### BRIEF
Skip the pictures. Transcribe the rest of the data below without changing a word.

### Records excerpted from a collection
* * * * * * *

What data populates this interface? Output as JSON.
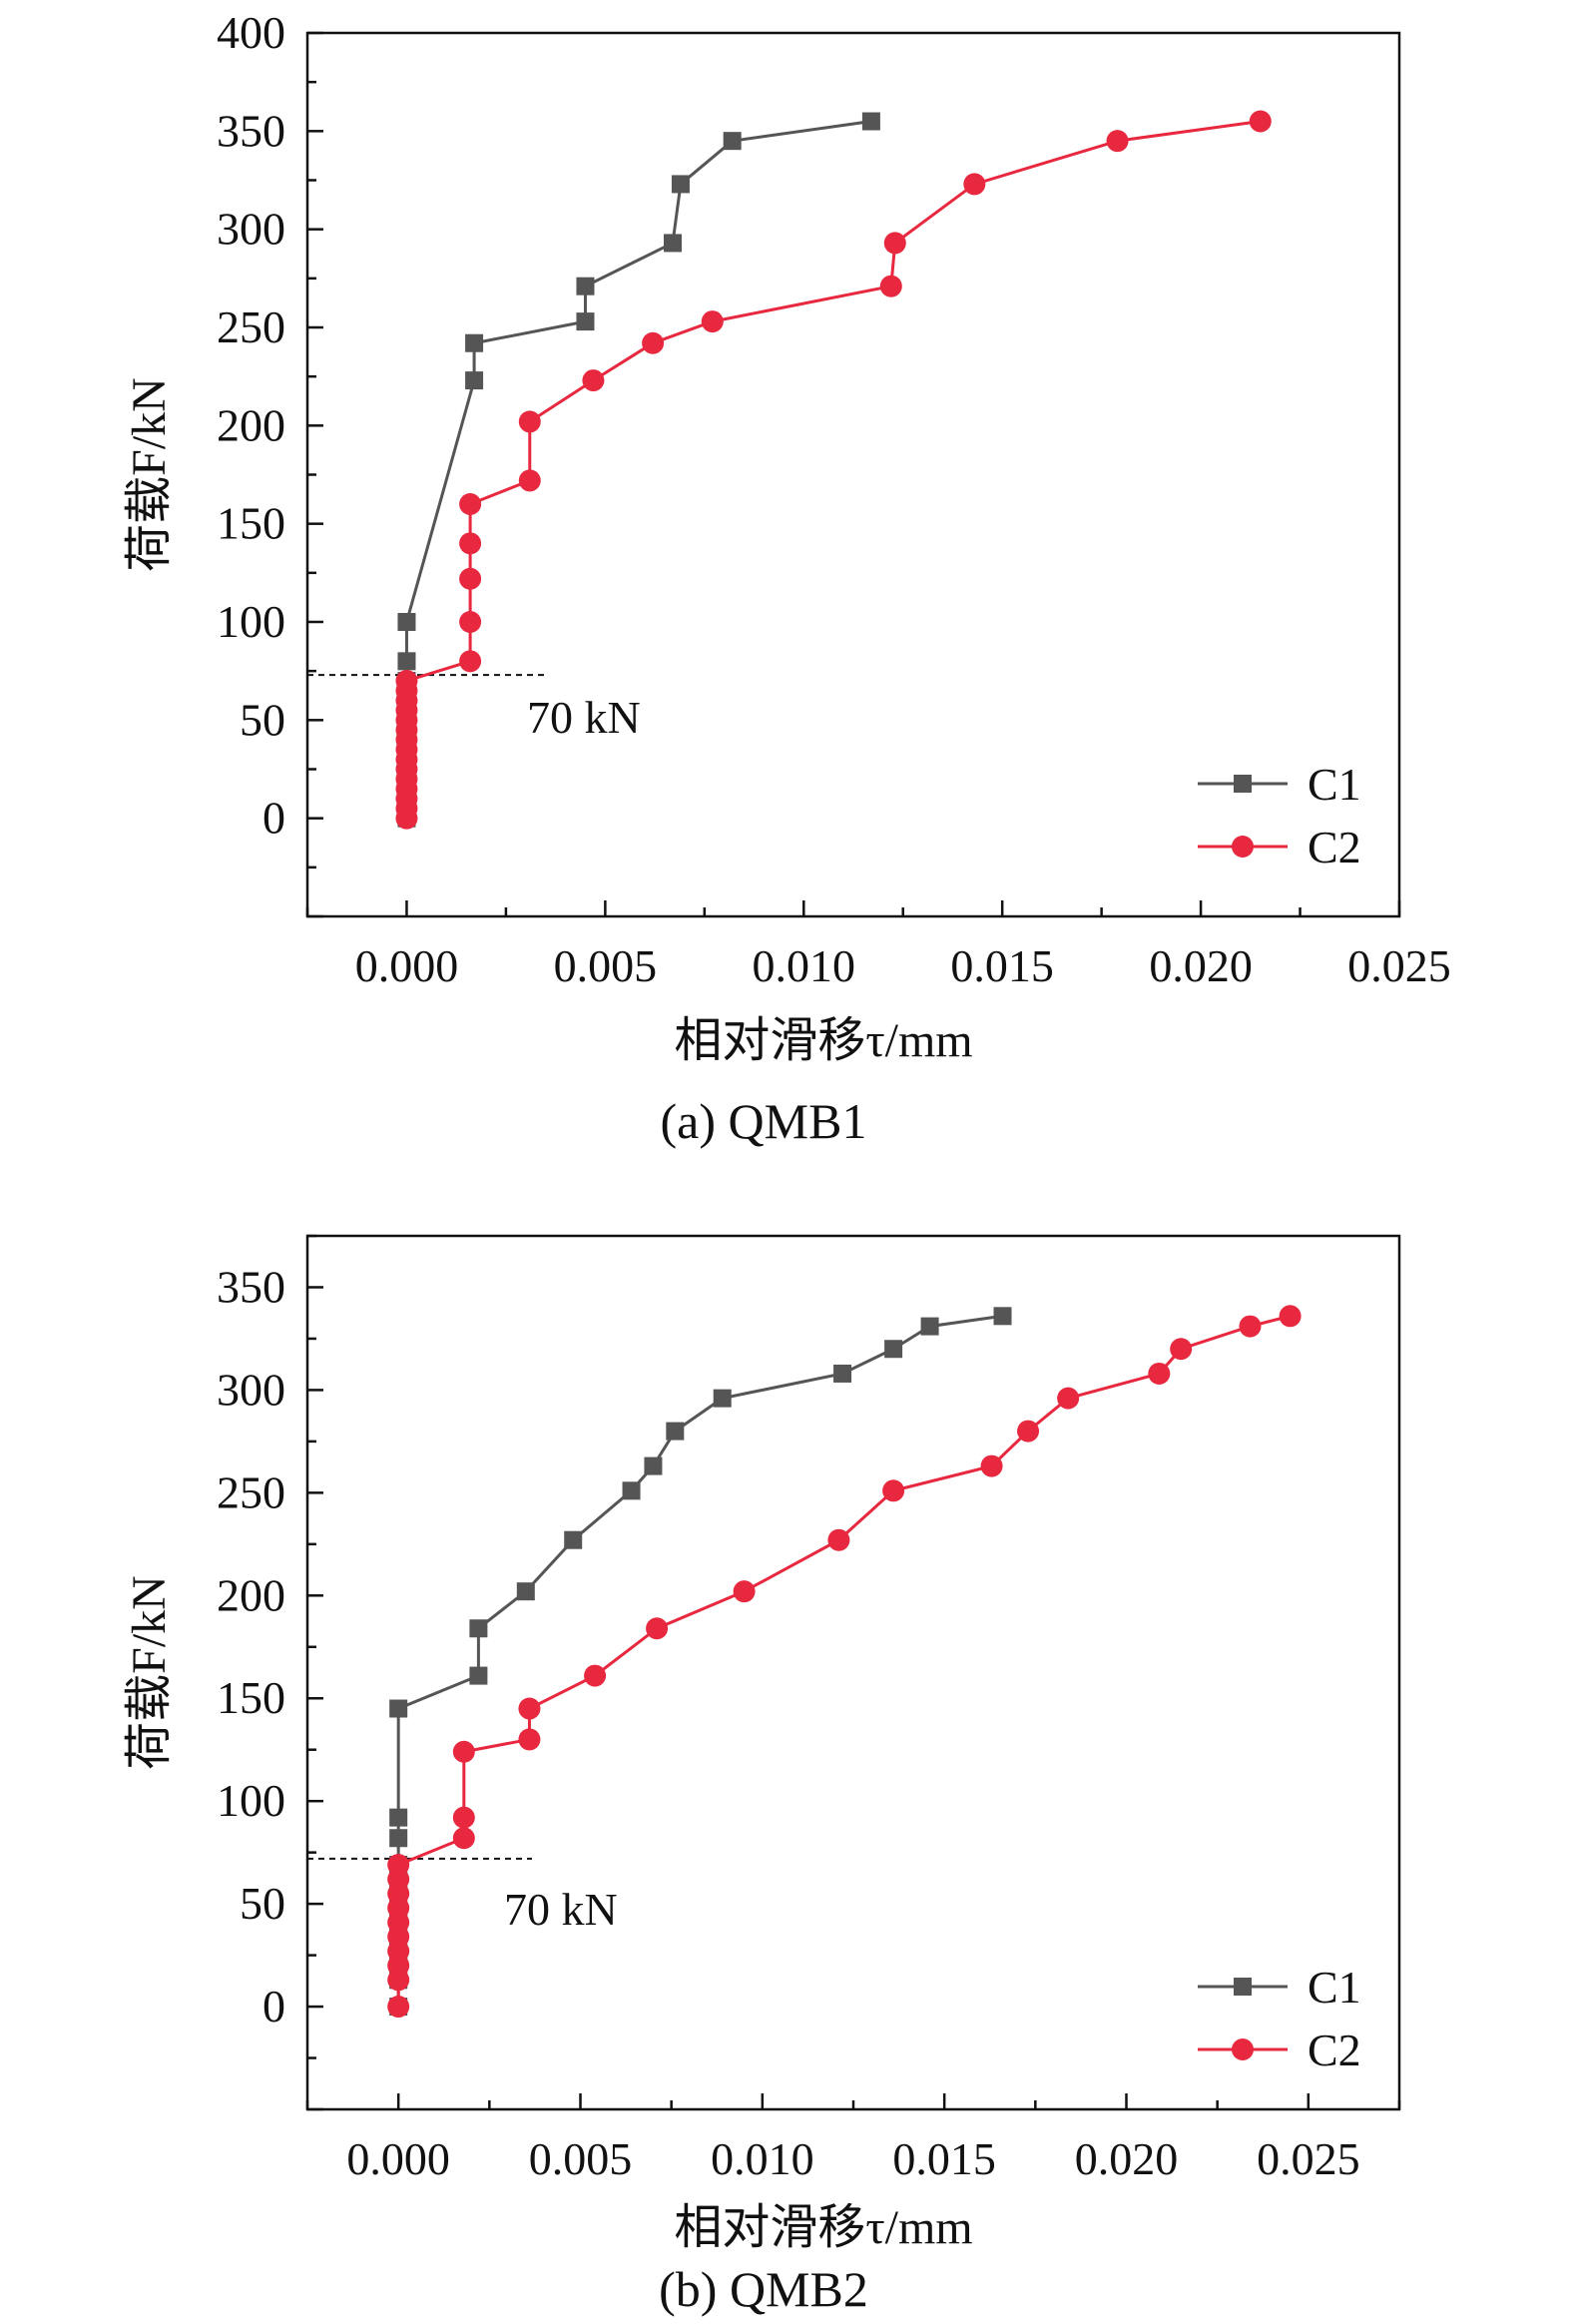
{
  "colors": {
    "C1": "#555555",
    "C2": "#e8283f"
  },
  "chart_data": [
    {
      "type": "line",
      "caption": "(a) QMB1",
      "xlabel": "相对滑移τ/mm",
      "ylabel": "荷载F/kN",
      "xlim": [
        -0.0025,
        0.025
      ],
      "ylim": [
        -50,
        400
      ],
      "xticks": [
        "0.000",
        "0.005",
        "0.010",
        "0.015",
        "0.020",
        "0.025"
      ],
      "yticks": [
        "0",
        "50",
        "100",
        "150",
        "200",
        "250",
        "300",
        "350",
        "400"
      ],
      "legend_position": "bottom-right",
      "annotation": {
        "text": "70 kN",
        "y": 73
      },
      "series": [
        {
          "name": "C1",
          "marker": "square",
          "x": [
            0,
            0,
            0,
            0,
            0,
            0,
            0,
            0,
            0,
            0,
            0,
            0,
            0,
            0,
            0,
            0,
            0,
            0.0017,
            0.0017,
            0.0045,
            0.0045,
            0.0067,
            0.0069,
            0.0082,
            0.0117
          ],
          "y": [
            0,
            5,
            10,
            15,
            20,
            25,
            30,
            35,
            40,
            45,
            50,
            55,
            60,
            65,
            70,
            80,
            100,
            223,
            242,
            253,
            271,
            293,
            323,
            345,
            355
          ]
        },
        {
          "name": "C2",
          "marker": "circle",
          "x": [
            0,
            0,
            0,
            0,
            0,
            0,
            0,
            0,
            0,
            0,
            0,
            0,
            0,
            0,
            0,
            0.0016,
            0.0016,
            0.0016,
            0.0016,
            0.0016,
            0.0031,
            0.0031,
            0.0047,
            0.0062,
            0.0077,
            0.0122,
            0.0123,
            0.0143,
            0.0179,
            0.0215
          ],
          "y": [
            0,
            5,
            10,
            15,
            20,
            25,
            30,
            35,
            40,
            45,
            50,
            55,
            60,
            65,
            70,
            80,
            100,
            122,
            140,
            160,
            172,
            202,
            223,
            242,
            253,
            271,
            293,
            323,
            345,
            355
          ]
        }
      ]
    },
    {
      "type": "line",
      "caption": "(b) QMB2",
      "xlabel": "相对滑移τ/mm",
      "ylabel": "荷载F/kN",
      "xlim": [
        -0.0025,
        0.0275
      ],
      "ylim": [
        -50,
        375
      ],
      "xticks": [
        "0.000",
        "0.005",
        "0.010",
        "0.015",
        "0.020",
        "0.025"
      ],
      "yticks": [
        "0",
        "50",
        "100",
        "150",
        "200",
        "250",
        "300",
        "350"
      ],
      "legend_position": "bottom-right",
      "annotation": {
        "text": "70 kN",
        "y": 72
      },
      "series": [
        {
          "name": "C1",
          "marker": "square",
          "x": [
            0,
            0,
            0,
            0,
            0,
            0,
            0,
            0,
            0,
            0,
            0,
            0,
            0,
            0.0022,
            0.0022,
            0.0035,
            0.0048,
            0.0064,
            0.007,
            0.0076,
            0.0089,
            0.0122,
            0.0136,
            0.0146,
            0.0166
          ],
          "y": [
            0,
            13,
            20,
            27,
            34,
            41,
            48,
            55,
            62,
            69,
            82,
            92,
            145,
            161,
            184,
            202,
            227,
            251,
            263,
            280,
            296,
            308,
            320,
            331,
            336
          ]
        },
        {
          "name": "C2",
          "marker": "circle",
          "x": [
            0,
            0,
            0,
            0,
            0,
            0,
            0,
            0,
            0,
            0,
            0.0018,
            0.0018,
            0.0018,
            0.0036,
            0.0036,
            0.0054,
            0.0071,
            0.0095,
            0.0121,
            0.0136,
            0.0163,
            0.0173,
            0.0184,
            0.0209,
            0.0215,
            0.0234,
            0.0245
          ],
          "y": [
            0,
            13,
            20,
            27,
            34,
            41,
            48,
            55,
            62,
            69,
            82,
            92,
            124,
            130,
            145,
            161,
            184,
            202,
            227,
            251,
            263,
            280,
            296,
            308,
            320,
            331,
            336
          ]
        }
      ]
    }
  ]
}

* * * * * * *

### EXERCISE RESPONSE
What data populates this interface? Output as JSON.
{
  "colors": {
    "C1": "#555555",
    "C2": "#e8283f"
  },
  "chart_data": [
    {
      "type": "line",
      "caption": "(a) QMB1",
      "xlabel": "相对滑移τ/mm",
      "ylabel": "荷载F/kN",
      "xlim": [
        -0.0025,
        0.025
      ],
      "ylim": [
        -50,
        400
      ],
      "xticks": [
        "0.000",
        "0.005",
        "0.010",
        "0.015",
        "0.020",
        "0.025"
      ],
      "yticks": [
        "0",
        "50",
        "100",
        "150",
        "200",
        "250",
        "300",
        "350",
        "400"
      ],
      "legend_position": "bottom-right",
      "annotation": {
        "text": "70 kN",
        "y": 73
      },
      "series": [
        {
          "name": "C1",
          "marker": "square",
          "x": [
            0,
            0,
            0,
            0,
            0,
            0,
            0,
            0,
            0,
            0,
            0,
            0,
            0,
            0,
            0,
            0,
            0,
            0.0017,
            0.0017,
            0.0045,
            0.0045,
            0.0067,
            0.0069,
            0.0082,
            0.0117
          ],
          "y": [
            0,
            5,
            10,
            15,
            20,
            25,
            30,
            35,
            40,
            45,
            50,
            55,
            60,
            65,
            70,
            80,
            100,
            223,
            242,
            253,
            271,
            293,
            323,
            345,
            355
          ]
        },
        {
          "name": "C2",
          "marker": "circle",
          "x": [
            0,
            0,
            0,
            0,
            0,
            0,
            0,
            0,
            0,
            0,
            0,
            0,
            0,
            0,
            0,
            0.0016,
            0.0016,
            0.0016,
            0.0016,
            0.0016,
            0.0031,
            0.0031,
            0.0047,
            0.0062,
            0.0077,
            0.0122,
            0.0123,
            0.0143,
            0.0179,
            0.0215
          ],
          "y": [
            0,
            5,
            10,
            15,
            20,
            25,
            30,
            35,
            40,
            45,
            50,
            55,
            60,
            65,
            70,
            80,
            100,
            122,
            140,
            160,
            172,
            202,
            223,
            242,
            253,
            271,
            293,
            323,
            345,
            355
          ]
        }
      ]
    },
    {
      "type": "line",
      "caption": "(b) QMB2",
      "xlabel": "相对滑移τ/mm",
      "ylabel": "荷载F/kN",
      "xlim": [
        -0.0025,
        0.0275
      ],
      "ylim": [
        -50,
        375
      ],
      "xticks": [
        "0.000",
        "0.005",
        "0.010",
        "0.015",
        "0.020",
        "0.025"
      ],
      "yticks": [
        "0",
        "50",
        "100",
        "150",
        "200",
        "250",
        "300",
        "350"
      ],
      "legend_position": "bottom-right",
      "annotation": {
        "text": "70 kN",
        "y": 72
      },
      "series": [
        {
          "name": "C1",
          "marker": "square",
          "x": [
            0,
            0,
            0,
            0,
            0,
            0,
            0,
            0,
            0,
            0,
            0,
            0,
            0,
            0.0022,
            0.0022,
            0.0035,
            0.0048,
            0.0064,
            0.007,
            0.0076,
            0.0089,
            0.0122,
            0.0136,
            0.0146,
            0.0166
          ],
          "y": [
            0,
            13,
            20,
            27,
            34,
            41,
            48,
            55,
            62,
            69,
            82,
            92,
            145,
            161,
            184,
            202,
            227,
            251,
            263,
            280,
            296,
            308,
            320,
            331,
            336
          ]
        },
        {
          "name": "C2",
          "marker": "circle",
          "x": [
            0,
            0,
            0,
            0,
            0,
            0,
            0,
            0,
            0,
            0,
            0.0018,
            0.0018,
            0.0018,
            0.0036,
            0.0036,
            0.0054,
            0.0071,
            0.0095,
            0.0121,
            0.0136,
            0.0163,
            0.0173,
            0.0184,
            0.0209,
            0.0215,
            0.0234,
            0.0245
          ],
          "y": [
            0,
            13,
            20,
            27,
            34,
            41,
            48,
            55,
            62,
            69,
            82,
            92,
            124,
            130,
            145,
            161,
            184,
            202,
            227,
            251,
            263,
            280,
            296,
            308,
            320,
            331,
            336
          ]
        }
      ]
    }
  ]
}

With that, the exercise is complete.